═══ DATA TO USE

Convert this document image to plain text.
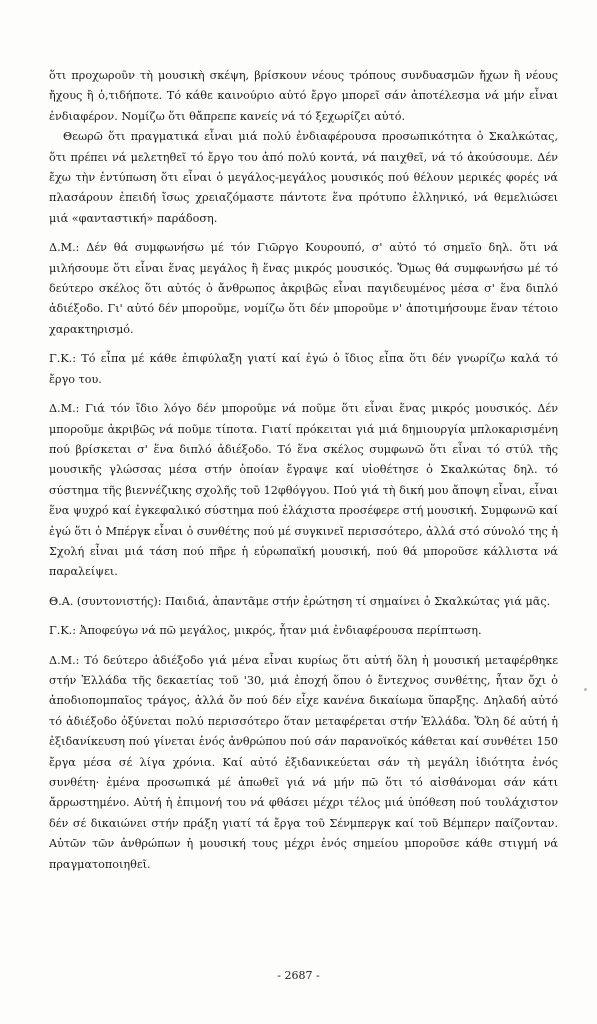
ὅτι προχωροῦν τὴ μουσικὴ σκέψη, βρίσκουν νέους τρόπους συνδυασμῶν ἤχων ἢ νέους ἤχους ἢ ὁ,τιδήποτε. Τό κάθε καινούριο αὐτό ἔργο μπορεῖ σάν ἀποτέλεσμα νά μήν εἶναι ἐνδιαφέρον. Νομίζω ὅτι θἄπρεπε κανείς νά τό ξεχωρίζει αὐτό.

Θεωρῶ ὅτι πραγματικά εἶναι μιά πολύ ἐνδιαφέρουσα προσωπικότητα ὁ Σκαλκώτας, ὅτι πρέπει νά μελετηθεῖ τό ἔργο του ἀπό πολύ κοντά, νά παιχθεῖ, νά τό ἀκούσουμε. Δέν ἔχω τὴν ἐντύπωση ὅτι εἶναι ὁ μεγάλος-μεγάλος μουσικός πού θέλουν μερικές φορές νά πλασάρουν ἐπειδή ἴσως χρειαζόμαστε πάντοτε ἕνα πρότυπο ἑλληνικό, νά θεμελιώσει μιά «φανταστική» παράδοση.

Δ.Μ.: Δέν θά συμφωνήσω μέ τόν Γιῶργο Κουρουπό, σ' αὐτό τό σημεῖο δηλ. ὅτι νά μιλήσουμε ὅτι εἶναι ἕνας μεγάλος ἢ ἕνας μικρός μουσικός. Ὅμως θά συμφωνήσω μέ τό δεύτερο σκέλος ὅτι αὐτός ὁ ἄνθρωπος ἀκριβῶς εἶναι παγιδευμένος μέσα σ' ἕνα διπλό ἀδιέξοδο. Γι' αὐτό δέν μποροῦμε, νομίζω ὅτι δέν μποροῦμε ν' ἀποτιμήσουμε ἕναν τέτοιο χαρακτηρισμό.

Γ.Κ.: Τό εἶπα μέ κάθε ἐπιφύλαξη γιατί καί ἐγώ ὁ ἴδιος εἶπα ὅτι δέν γνωρίζω καλά τό ἔργο του.

Δ.Μ.: Γιά τόν ἴδιο λόγο δέν μποροῦμε νά ποῦμε ὅτι εἶναι ἕνας μικρός μουσικός. Δέν μποροῦμε ἀκριβῶς νά ποῦμε τίποτα. Γιατί πρόκειται γιά μιά δημιουργία μπλοκαρισμένη πού βρίσκεται σ' ἕνα διπλό ἀδιέξοδο. Τό ἕνα σκέλος συμφωνῶ ὅτι εἶναι τό στύλ τῆς μουσικῆς γλώσσας μέσα στήν ὁποίαν ἔγραψε καί υἱοθέτησε ὁ Σκαλκώτας δηλ. τό σύστημα τῆς βιεννέζικης σχολῆς τοῦ 12φθόγγου. Πού γιά τὴ δική μου ἄποψη εἶναι, εἶναι ἕνα ψυχρό καί ἐγκεφαλικό σύστημα πού ἐλάχιστα προσέφερε στή μουσική. Συμφωνῶ καί ἐγώ ὅτι ὁ Μπέργκ εἶναι ὁ συνθέτης πού μέ συγκινεῖ περισσότερο, ἀλλά στό σύνολό της ἡ Σχολή εἶναι μιά τάση πού πῆρε ἡ εὐρωπαϊκή μουσική, πού θά μποροῦσε κάλλιστα νά παραλείψει.

Θ.Α. (συντονιστής): Παιδιά, ἀπαντᾶμε στήν ἐρώτηση τί σημαίνει ὁ Σκαλκώτας γιά μᾶς.

Γ.Κ.: Ἀποφεύγω νά πῶ μεγάλος, μικρός, ἦταν μιά ἐνδιαφέρουσα περίπτωση.

Δ.Μ.: Τό δεύτερο ἀδιέξοδο γιά μένα εἶναι κυρίως ὅτι αὐτή ὅλη ἡ μουσική μεταφέρθηκε στήν Ἑλλάδα τῆς δεκαετίας τοῦ '30, μιά ἐποχή ὅπου ὁ ἔντεχνος συνθέτης, ἦταν ὄχι ὁ ἀποδιοπομπαῖος τράγος, ἀλλά ὄν πού δέν εἶχε κανένα δικαίωμα ὕπαρξης. Δηλαδή αὐτό τό ἀδιέξοδο ὀξύνεται πολύ περισσότερο ὅταν μεταφέρεται στήν Ἑλλάδα. Ὅλη δέ αὐτή ἡ ἐξιδανίκευση πού γίνεται ἑνός ἀνθρώπου πού σάν παρανοϊκός κάθεται καί συνθέτει 150 ἔργα μέσα σέ λίγα χρόνια. Καί αὐτό ἐξιδανικεύεται σάν τὴ μεγάλη ἰδιότητα ἑνός συνθέτη· ἐμένα προσωπικά μέ ἀπωθεῖ γιά νά μήν πῶ ὅτι τό αἰσθάνομαι σάν κάτι ἄρρωστημένο. Αὐτή ἡ ἐπιμονή του νά φθάσει μέχρι τέλος μιά ὑπόθεση πού τουλάχιστον δέν σέ δικαιώνει στήν πράξη γιατί τά ἔργα τοῦ Σένμπεργκ καί τοῦ Βέμπερν παίζονταν. Αὐτῶν τῶν ἀνθρώπων ἡ μουσική τους μέχρι ἑνός σημείου μποροῦσε κάθε στιγμή νά πραγματοποιηθεῖ.

- 2687 -
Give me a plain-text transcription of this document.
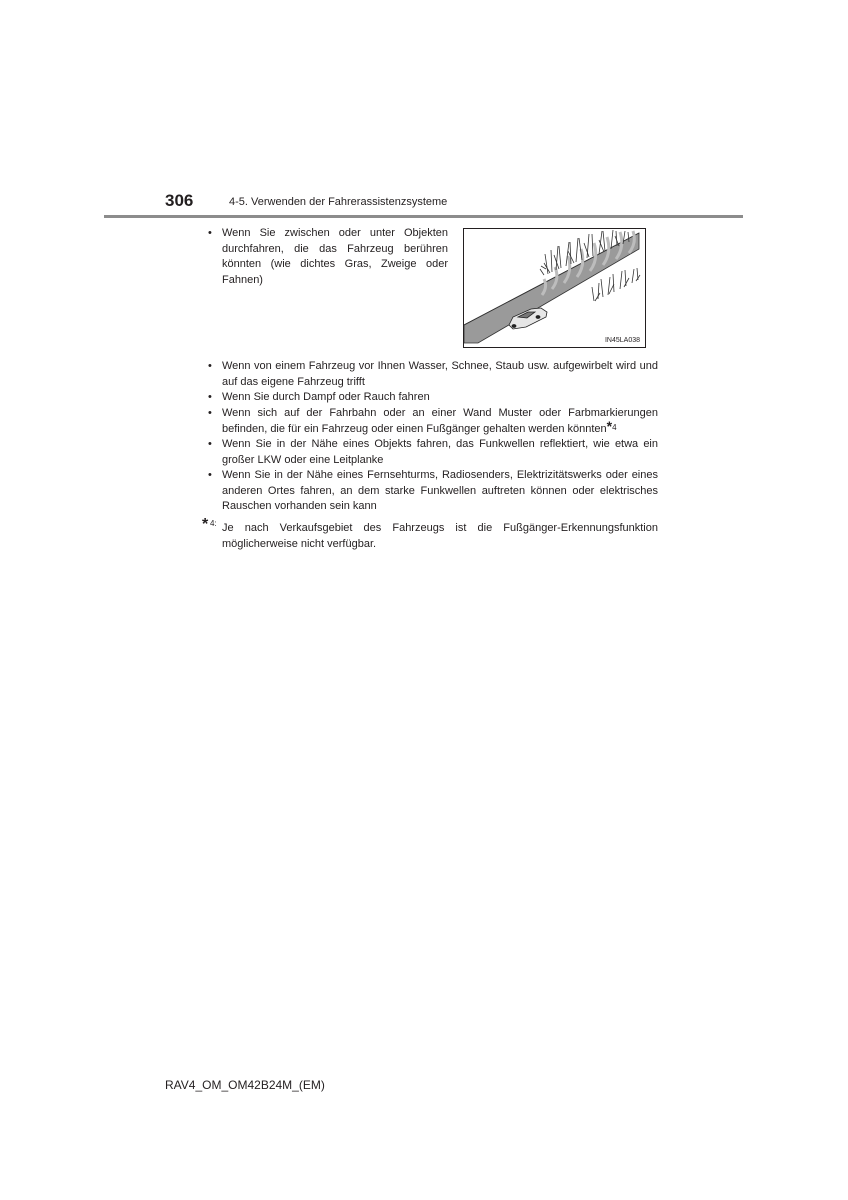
306	4-5. Verwenden der Fahrerassistenzsysteme
• Wenn Sie zwischen oder unter Objekten durchfahren, die das Fahrzeug berühren könnten (wie dichtes Gras, Zweige oder Fahnen)
IN45LA038
• Wenn von einem Fahrzeug vor Ihnen Wasser, Schnee, Staub usw. aufgewirbelt wird und auf das eigene Fahrzeug trifft
• Wenn Sie durch Dampf oder Rauch fahren
• Wenn sich auf der Fahrbahn oder an einer Wand Muster oder Farbmarkierungen befinden, die für ein Fahrzeug oder einen Fußgänger gehalten werden könnten*$^4$
• Wenn Sie in der Nähe eines Objekts fahren, das Funkwellen reflektiert, wie etwa ein großer LKW oder eine Leitplanke
• Wenn Sie in der Nähe eines Fernsehturms, Radiosenders, Elektrizitätswerks oder eines anderen Ortes fahren, an dem starke Funkwellen auftreten können oder elektrisches Rauschen vorhanden sein kann
* 4: Je nach Verkaufsgebiet des Fahrzeugs ist die Fußgänger-Erkennungsfunktion möglicherweise nicht verfügbar.
RAV4_OM_OM42B24M_(EM)
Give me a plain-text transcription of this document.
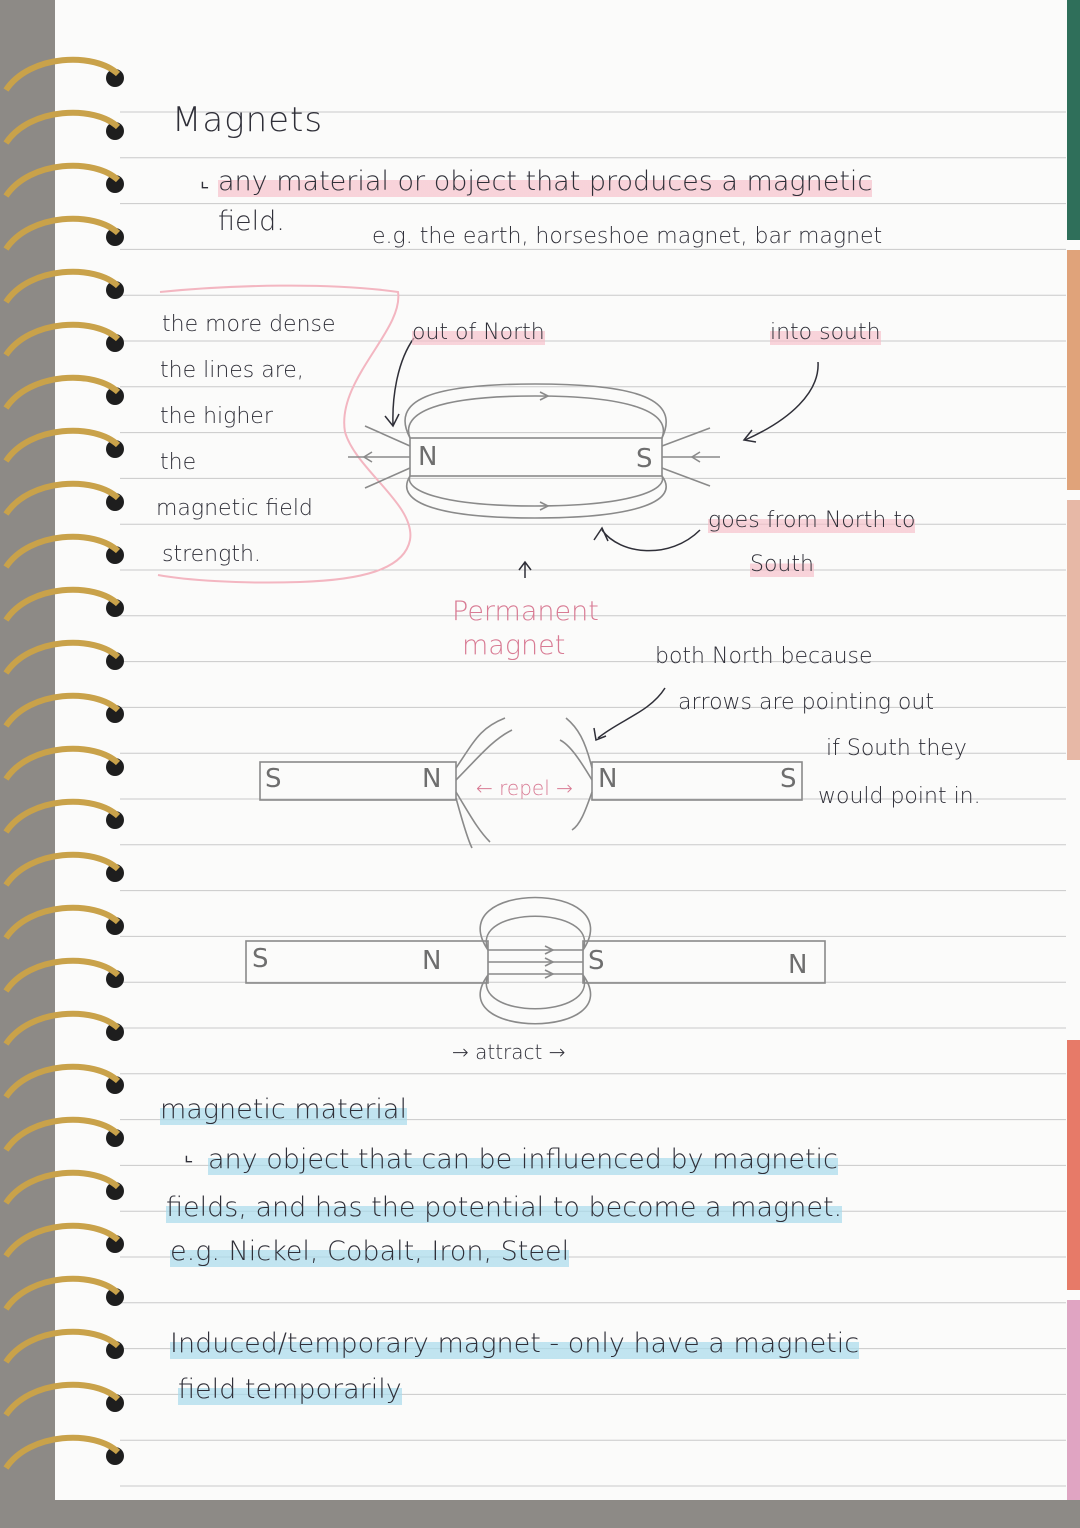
N	S
S	N	N	S
S	N	S	N
Magnets
⌞ any material or object that produces a magnetic
field.	e.g. the earth, horseshoe magnet, bar magnet
the more dense
the lines are,
the higher
the
magnetic field
strength.
out of North	into south
goes from North to
South
Permanent
magnet	both North because
arrows are pointing out
if South they
would point in.
← repel →
→ attract →
magnetic material
⌞ any object that can be influenced by magnetic
fields, and has the potential to become a magnet.
e.g. Nickel, Cobalt, Iron, Steel
Induced/temporary magnet - only have a magnetic
field temporarily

══════

### EXERCISE PROMPT
Without the pictures, copy the material exactly as given.

### FINISHED TASK
Convert this document image to plain text.
ὅτι προχωροῦν τὴ μουσικὴ σκέψη, βρίσκουν νέους τρόπους συνδυασμῶν ἤχων ἢ νέους ἤχους ἢ ὁ,τιδήποτε. Τό κάθε καινούριο αὐτό ἔργο μπορεῖ σάν ἀποτέλεσμα νά μήν εἶναι ἐνδιαφέρον. Νομίζω ὅτι θἄπρεπε κανείς νά τό ξεχωρίζει αὐτό.

Θεωρῶ ὅτι πραγματικά εἶναι μιά πολύ ἐνδιαφέρουσα προσωπικότητα ὁ Σκαλκώτας, ὅτι πρέπει νά μελετηθεῖ τό ἔργο του ἀπό πολύ κοντά, νά παιχθεῖ, νά τό ἀκούσουμε. Δέν ἔχω τὴν ἐντύπωση ὅτι εἶναι ὁ μεγάλος-μεγάλος μουσικός πού θέλουν μερικές φορές νά πλασάρουν ἐπειδή ἴσως χρειαζόμαστε πάντοτε ἕνα πρότυπο ἑλληνικό, νά θεμελιώσει μιά «φανταστική» παράδοση.

Δ.Μ.: Δέν θά συμφωνήσω μέ τόν Γιῶργο Κουρουπό, σ' αὐτό τό σημεῖο δηλ. ὅτι νά μιλήσουμε ὅτι εἶναι ἕνας μεγάλος ἢ ἕνας μικρός μουσικός. Ὅμως θά συμφωνήσω μέ τό δεύτερο σκέλος ὅτι αὐτός ὁ ἄνθρωπος ἀκριβῶς εἶναι παγιδευμένος μέσα σ' ἕνα διπλό ἀδιέξοδο. Γι' αὐτό δέν μποροῦμε, νομίζω ὅτι δέν μποροῦμε ν' ἀποτιμήσουμε ἕναν τέτοιο χαρακτηρισμό.

Γ.Κ.: Τό εἶπα μέ κάθε ἐπιφύλαξη γιατί καί ἐγώ ὁ ἴδιος εἶπα ὅτι δέν γνωρίζω καλά τό ἔργο του.

Δ.Μ.: Γιά τόν ἴδιο λόγο δέν μποροῦμε νά ποῦμε ὅτι εἶναι ἕνας μικρός μουσικός. Δέν μποροῦμε ἀκριβῶς νά ποῦμε τίποτα. Γιατί πρόκειται γιά μιά δημιουργία μπλοκαρισμένη πού βρίσκεται σ' ἕνα διπλό ἀδιέξοδο. Τό ἕνα σκέλος συμφωνῶ ὅτι εἶναι τό στύλ τῆς μουσικῆς γλώσσας μέσα στήν ὁποίαν ἔγραψε καί υἱοθέτησε ὁ Σκαλκώτας δηλ. τό σύστημα τῆς βιεννέζικης σχολῆς τοῦ 12φθόγγου. Πού γιά τὴ δική μου ἄποψη εἶναι, εἶναι ἕνα ψυχρό καί ἐγκεφαλικό σύστημα πού ἐλάχιστα προσέφερε στή μουσική. Συμφωνῶ καί ἐγώ ὅτι ὁ Μπέργκ εἶναι ὁ συνθέτης πού μέ συγκινεῖ περισσότερο, ἀλλά στό σύνολό της ἡ Σχολή εἶναι μιά τάση πού πῆρε ἡ εὐρωπαϊκή μουσική, πού θά μποροῦσε κάλλιστα νά παραλείψει.

Θ.Α. (συντονιστής): Παιδιά, ἀπαντᾶμε στήν ἐρώτηση τί σημαίνει ὁ Σκαλκώτας γιά μᾶς.

Γ.Κ.: Ἀποφεύγω νά πῶ μεγάλος, μικρός, ἦταν μιά ἐνδιαφέρουσα περίπτωση.

Δ.Μ.: Τό δεύτερο ἀδιέξοδο γιά μένα εἶναι κυρίως ὅτι αὐτή ὅλη ἡ μουσική μεταφέρθηκε στήν Ἑλλάδα τῆς δεκαετίας τοῦ '30, μιά ἐποχή ὅπου ὁ ἔντεχνος συνθέτης, ἦταν ὄχι ὁ ἀποδιοπομπαῖος τράγος, ἀλλά ὄν πού δέν εἶχε κανένα δικαίωμα ὕπαρξης. Δηλαδή αὐτό τό ἀδιέξοδο ὀξύνεται πολύ περισσότερο ὅταν μεταφέρεται στήν Ἑλλάδα. Ὅλη δέ αὐτή ἡ ἐξιδανίκευση πού γίνεται ἑνός ἀνθρώπου πού σάν παρανοϊκός κάθεται καί συνθέτει 150 ἔργα μέσα σέ λίγα χρόνια. Καί αὐτό ἐξιδανικεύεται σάν τὴ μεγάλη ἰδιότητα ἑνός συνθέτη· ἐμένα προσωπικά μέ ἀπωθεῖ γιά νά μήν πῶ ὅτι τό αἰσθάνομαι σάν κάτι ἄρρωστημένο. Αὐτή ἡ ἐπιμονή του νά φθάσει μέχρι τέλος μιά ὑπόθεση πού τουλάχιστον δέν σέ δικαιώνει στήν πράξη γιατί τά ἔργα τοῦ Σένμπεργκ καί τοῦ Βέμπερν παίζονταν. Αὐτῶν τῶν ἀνθρώπων ἡ μουσική τους μέχρι ἑνός σημείου μποροῦσε κάθε στιγμή νά πραγματοποιηθεῖ.

- 2687 -
Give me a plain-text transcription of this document.
306	4-5. Verwenden der Fahrerassistenzsysteme
• Wenn Sie zwischen oder unter Objekten durchfahren, die das Fahrzeug berühren könnten (wie dichtes Gras, Zweige oder Fahnen)
IN45LA038
• Wenn von einem Fahrzeug vor Ihnen Wasser, Schnee, Staub usw. aufgewirbelt wird und auf das eigene Fahrzeug trifft
• Wenn Sie durch Dampf oder Rauch fahren
• Wenn sich auf der Fahrbahn oder an einer Wand Muster oder Farbmarkierungen befinden, die für ein Fahrzeug oder einen Fußgänger gehalten werden könnten*$^4$
• Wenn Sie in der Nähe eines Objekts fahren, das Funkwellen reflektiert, wie etwa ein großer LKW oder eine Leitplanke
• Wenn Sie in der Nähe eines Fernsehturms, Radiosenders, Elektrizitätswerks oder eines anderen Ortes fahren, an dem starke Funkwellen auftreten können oder elektrisches Rauschen vorhanden sein kann
* 4: Je nach Verkaufsgebiet des Fahrzeugs ist die Fußgänger-Erkennungsfunktion möglicherweise nicht verfügbar.
RAV4_OM_OM42B24M_(EM)
Give me a plain-text transcription of this document.
N	S
S	N	N	S
S	N	S	N
Magnets
⌞ any material or object that produces a magnetic
field.	e.g. the earth, horseshoe magnet, bar magnet
the more dense
the lines are,
the higher
the
magnetic field
strength.
out of North	into south
goes from North to
South
Permanent
magnet	both North because
arrows are pointing out
if South they
would point in.
← repel →
→ attract →
magnetic material
⌞ any object that can be influenced by magnetic
fields, and has the potential to become a magnet.
e.g. Nickel, Cobalt, Iron, Steel
Induced/temporary magnet - only have a magnetic
field temporarily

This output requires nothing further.